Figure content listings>
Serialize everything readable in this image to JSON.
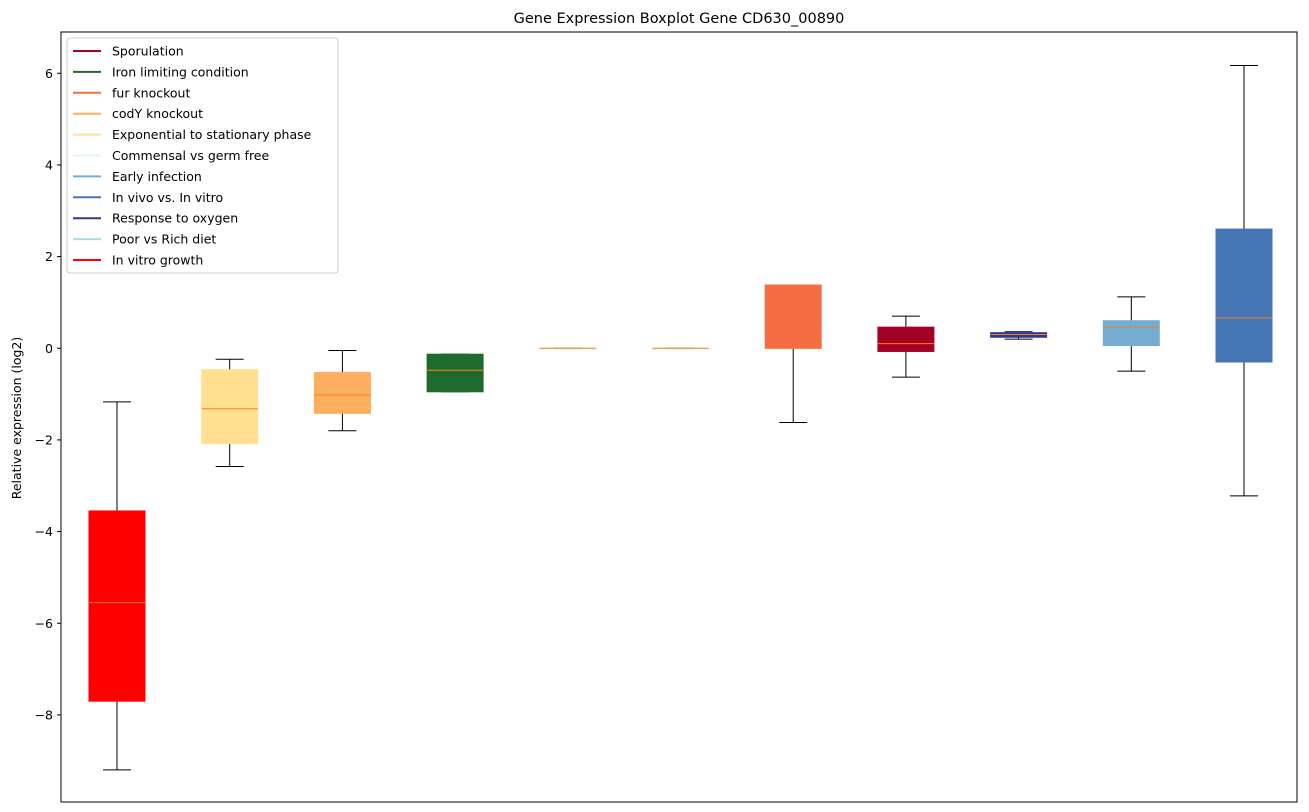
{
  "chart_data": {
    "type": "box",
    "title": "Gene Expression Boxplot Gene CD630_00890",
    "xlabel": "",
    "ylabel": "Relative expression (log2)",
    "ylim": [
      -9.9,
      6.9
    ],
    "yticks": [
      -8,
      -6,
      -4,
      -2,
      0,
      2,
      4,
      6
    ],
    "grid": false,
    "legend_position": "upper-left",
    "legend": [
      {
        "label": "Sporulation",
        "color": "#a50026"
      },
      {
        "label": "Iron limiting condition",
        "color": "#1f6a2d"
      },
      {
        "label": "fur knockout",
        "color": "#f46d43"
      },
      {
        "label": "codY knockout",
        "color": "#fdae61"
      },
      {
        "label": "Exponential to stationary phase",
        "color": "#fee090"
      },
      {
        "label": "Commensal vs germ free",
        "color": "#e0f3f8"
      },
      {
        "label": "Early infection",
        "color": "#74add1"
      },
      {
        "label": "In vivo vs. In vitro",
        "color": "#4575b4"
      },
      {
        "label": "Response to oxygen",
        "color": "#313695"
      },
      {
        "label": "Poor vs Rich diet",
        "color": "#abd9e9"
      },
      {
        "label": "In vitro growth",
        "color": "#ff0000"
      }
    ],
    "boxes": [
      {
        "condition": "In vitro growth",
        "color": "#ff0000",
        "whisker_low": -9.2,
        "q1": -7.7,
        "median": -5.55,
        "q3": -3.55,
        "whisker_high": -1.17
      },
      {
        "condition": "Exponential to stationary phase",
        "color": "#fee090",
        "whisker_low": -2.58,
        "q1": -2.08,
        "median": -1.32,
        "q3": -0.47,
        "whisker_high": -0.24
      },
      {
        "condition": "codY knockout",
        "color": "#fdae61",
        "whisker_low": -1.8,
        "q1": -1.42,
        "median": -1.02,
        "q3": -0.53,
        "whisker_high": -0.05
      },
      {
        "condition": "Iron limiting condition",
        "color": "#1f6a2d",
        "whisker_low": -0.95,
        "q1": -0.95,
        "median": -0.48,
        "q3": -0.13,
        "whisker_high": -0.13
      },
      {
        "condition": "Commensal vs germ free",
        "color": "#e0f3f8",
        "whisker_low": 0.0,
        "q1": 0.0,
        "median": 0.0,
        "q3": 0.0,
        "whisker_high": 0.0
      },
      {
        "condition": "Commensal vs germ free",
        "color": "#e0f3f8",
        "whisker_low": 0.0,
        "q1": 0.0,
        "median": 0.0,
        "q3": 0.0,
        "whisker_high": 0.0
      },
      {
        "condition": "fur knockout",
        "color": "#f46d43",
        "whisker_low": -1.62,
        "q1": 0.0,
        "median": 0.0,
        "q3": 1.38,
        "whisker_high": 1.38
      },
      {
        "condition": "Sporulation",
        "color": "#a50026",
        "whisker_low": -0.63,
        "q1": -0.07,
        "median": 0.1,
        "q3": 0.46,
        "whisker_high": 0.7
      },
      {
        "condition": "Response to oxygen",
        "color": "#313695",
        "whisker_low": 0.2,
        "q1": 0.24,
        "median": 0.3,
        "q3": 0.34,
        "whisker_high": 0.36
      },
      {
        "condition": "Early infection",
        "color": "#74add1",
        "whisker_low": -0.5,
        "q1": 0.06,
        "median": 0.45,
        "q3": 0.6,
        "whisker_high": 1.12
      },
      {
        "condition": "In vivo vs. In vitro",
        "color": "#4575b4",
        "whisker_low": -3.22,
        "q1": -0.3,
        "median": 0.66,
        "q3": 2.6,
        "whisker_high": 6.17
      }
    ]
  }
}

REQUIREMENT>
Every entry above is to be copied verbatim, with the pictures removed.

ANSWER TO THIS TASK>
Serialize everything readable in this image to JSON.
{
  "chart_data": {
    "type": "box",
    "title": "Gene Expression Boxplot Gene CD630_00890",
    "xlabel": "",
    "ylabel": "Relative expression (log2)",
    "ylim": [
      -9.9,
      6.9
    ],
    "yticks": [
      -8,
      -6,
      -4,
      -2,
      0,
      2,
      4,
      6
    ],
    "grid": false,
    "legend_position": "upper-left",
    "legend": [
      {
        "label": "Sporulation",
        "color": "#a50026"
      },
      {
        "label": "Iron limiting condition",
        "color": "#1f6a2d"
      },
      {
        "label": "fur knockout",
        "color": "#f46d43"
      },
      {
        "label": "codY knockout",
        "color": "#fdae61"
      },
      {
        "label": "Exponential to stationary phase",
        "color": "#fee090"
      },
      {
        "label": "Commensal vs germ free",
        "color": "#e0f3f8"
      },
      {
        "label": "Early infection",
        "color": "#74add1"
      },
      {
        "label": "In vivo vs. In vitro",
        "color": "#4575b4"
      },
      {
        "label": "Response to oxygen",
        "color": "#313695"
      },
      {
        "label": "Poor vs Rich diet",
        "color": "#abd9e9"
      },
      {
        "label": "In vitro growth",
        "color": "#ff0000"
      }
    ],
    "boxes": [
      {
        "condition": "In vitro growth",
        "color": "#ff0000",
        "whisker_low": -9.2,
        "q1": -7.7,
        "median": -5.55,
        "q3": -3.55,
        "whisker_high": -1.17
      },
      {
        "condition": "Exponential to stationary phase",
        "color": "#fee090",
        "whisker_low": -2.58,
        "q1": -2.08,
        "median": -1.32,
        "q3": -0.47,
        "whisker_high": -0.24
      },
      {
        "condition": "codY knockout",
        "color": "#fdae61",
        "whisker_low": -1.8,
        "q1": -1.42,
        "median": -1.02,
        "q3": -0.53,
        "whisker_high": -0.05
      },
      {
        "condition": "Iron limiting condition",
        "color": "#1f6a2d",
        "whisker_low": -0.95,
        "q1": -0.95,
        "median": -0.48,
        "q3": -0.13,
        "whisker_high": -0.13
      },
      {
        "condition": "Commensal vs germ free",
        "color": "#e0f3f8",
        "whisker_low": 0.0,
        "q1": 0.0,
        "median": 0.0,
        "q3": 0.0,
        "whisker_high": 0.0
      },
      {
        "condition": "Commensal vs germ free",
        "color": "#e0f3f8",
        "whisker_low": 0.0,
        "q1": 0.0,
        "median": 0.0,
        "q3": 0.0,
        "whisker_high": 0.0
      },
      {
        "condition": "fur knockout",
        "color": "#f46d43",
        "whisker_low": -1.62,
        "q1": 0.0,
        "median": 0.0,
        "q3": 1.38,
        "whisker_high": 1.38
      },
      {
        "condition": "Sporulation",
        "color": "#a50026",
        "whisker_low": -0.63,
        "q1": -0.07,
        "median": 0.1,
        "q3": 0.46,
        "whisker_high": 0.7
      },
      {
        "condition": "Response to oxygen",
        "color": "#313695",
        "whisker_low": 0.2,
        "q1": 0.24,
        "median": 0.3,
        "q3": 0.34,
        "whisker_high": 0.36
      },
      {
        "condition": "Early infection",
        "color": "#74add1",
        "whisker_low": -0.5,
        "q1": 0.06,
        "median": 0.45,
        "q3": 0.6,
        "whisker_high": 1.12
      },
      {
        "condition": "In vivo vs. In vitro",
        "color": "#4575b4",
        "whisker_low": -3.22,
        "q1": -0.3,
        "median": 0.66,
        "q3": 2.6,
        "whisker_high": 6.17
      }
    ]
  }
}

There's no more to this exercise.